- **Your instructions**:
Copy all entries without alteration and skip the pictures they hold.
## Begin Recorded information
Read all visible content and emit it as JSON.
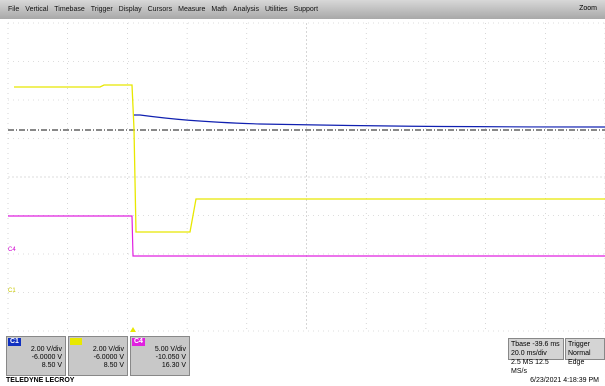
{
  "menu": {
    "items": [
      "File",
      "Vertical",
      "Timebase",
      "Trigger",
      "Display",
      "Cursors",
      "Measure",
      "Math",
      "Analysis",
      "Utilities",
      "Support"
    ],
    "zoom": "Zoom"
  },
  "markers": {
    "c4": "C4",
    "c1": "C1"
  },
  "channels": [
    {
      "name": "C1",
      "scale": "2.00 V/div",
      "offset": "-6.0000 V",
      "level": "8.50 V"
    },
    {
      "scale": "2.00 V/div",
      "offset": "-6.0000 V",
      "level": "8.50 V"
    },
    {
      "name": "C4",
      "scale": "5.00 V/div",
      "offset": "-10.050 V",
      "level": "16.30 V"
    }
  ],
  "timebase": {
    "label": "Tbase",
    "delay": "-39.6 ms",
    "scale": "20.0 ms/div",
    "points": "2.5 MS",
    "rate": "12.5 MS/s"
  },
  "trigger": {
    "label": "Trigger",
    "mode": "Normal",
    "type": "Edge"
  },
  "footer": {
    "brand": "TELEDYNE LECROY",
    "timestamp": "6/23/2021 4:18:39 PM"
  }
}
## End Recorded information
- **Result of the exercise**:
Read all visible content and emit it as JSON.
{
  "menu": {
    "items": [
      "File",
      "Vertical",
      "Timebase",
      "Trigger",
      "Display",
      "Cursors",
      "Measure",
      "Math",
      "Analysis",
      "Utilities",
      "Support"
    ],
    "zoom": "Zoom"
  },
  "markers": {
    "c4": "C4",
    "c1": "C1"
  },
  "channels": [
    {
      "name": "C1",
      "scale": "2.00 V/div",
      "offset": "-6.0000 V",
      "level": "8.50 V"
    },
    {
      "scale": "2.00 V/div",
      "offset": "-6.0000 V",
      "level": "8.50 V"
    },
    {
      "name": "C4",
      "scale": "5.00 V/div",
      "offset": "-10.050 V",
      "level": "16.30 V"
    }
  ],
  "timebase": {
    "label": "Tbase",
    "delay": "-39.6 ms",
    "scale": "20.0 ms/div",
    "points": "2.5 MS",
    "rate": "12.5 MS/s"
  },
  "trigger": {
    "label": "Trigger",
    "mode": "Normal",
    "type": "Edge"
  },
  "footer": {
    "brand": "TELEDYNE LECROY",
    "timestamp": "6/23/2021 4:18:39 PM"
  }
}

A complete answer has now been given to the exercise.